[Exercise instructions]
Set out each line from the following listing that includes the word "Power".

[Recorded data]
------------------------------------

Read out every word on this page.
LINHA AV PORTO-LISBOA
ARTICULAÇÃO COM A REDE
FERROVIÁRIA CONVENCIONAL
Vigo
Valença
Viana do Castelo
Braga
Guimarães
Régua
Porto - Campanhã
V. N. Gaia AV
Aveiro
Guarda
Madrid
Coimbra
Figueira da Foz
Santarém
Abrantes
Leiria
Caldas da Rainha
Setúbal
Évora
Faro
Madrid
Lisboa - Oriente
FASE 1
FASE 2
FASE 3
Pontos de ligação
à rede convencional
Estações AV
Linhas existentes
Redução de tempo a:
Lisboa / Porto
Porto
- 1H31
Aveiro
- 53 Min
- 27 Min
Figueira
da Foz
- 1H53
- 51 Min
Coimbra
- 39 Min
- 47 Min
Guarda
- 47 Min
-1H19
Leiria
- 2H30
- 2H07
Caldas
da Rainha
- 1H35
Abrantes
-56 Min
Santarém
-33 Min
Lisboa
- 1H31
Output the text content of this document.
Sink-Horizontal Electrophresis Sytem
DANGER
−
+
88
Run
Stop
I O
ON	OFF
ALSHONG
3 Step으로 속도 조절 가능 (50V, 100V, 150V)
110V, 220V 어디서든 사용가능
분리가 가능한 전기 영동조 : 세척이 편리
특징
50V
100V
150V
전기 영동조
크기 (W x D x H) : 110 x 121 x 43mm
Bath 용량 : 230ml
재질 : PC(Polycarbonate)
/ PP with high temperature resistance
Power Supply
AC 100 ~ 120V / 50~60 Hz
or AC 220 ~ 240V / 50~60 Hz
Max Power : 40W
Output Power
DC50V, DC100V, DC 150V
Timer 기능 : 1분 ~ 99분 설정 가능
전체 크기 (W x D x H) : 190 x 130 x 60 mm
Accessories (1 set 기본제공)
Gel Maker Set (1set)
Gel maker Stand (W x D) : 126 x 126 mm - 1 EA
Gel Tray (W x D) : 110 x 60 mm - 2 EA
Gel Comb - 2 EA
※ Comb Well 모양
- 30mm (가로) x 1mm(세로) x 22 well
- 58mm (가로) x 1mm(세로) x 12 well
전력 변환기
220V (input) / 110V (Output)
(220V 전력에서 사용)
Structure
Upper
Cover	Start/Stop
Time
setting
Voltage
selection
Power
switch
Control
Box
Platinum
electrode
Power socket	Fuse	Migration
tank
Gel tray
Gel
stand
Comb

------------------------------------

[Finished exercise]
Power Supply
Max Power : 40W
Output Power
Power
Power socket	Fuse	Migration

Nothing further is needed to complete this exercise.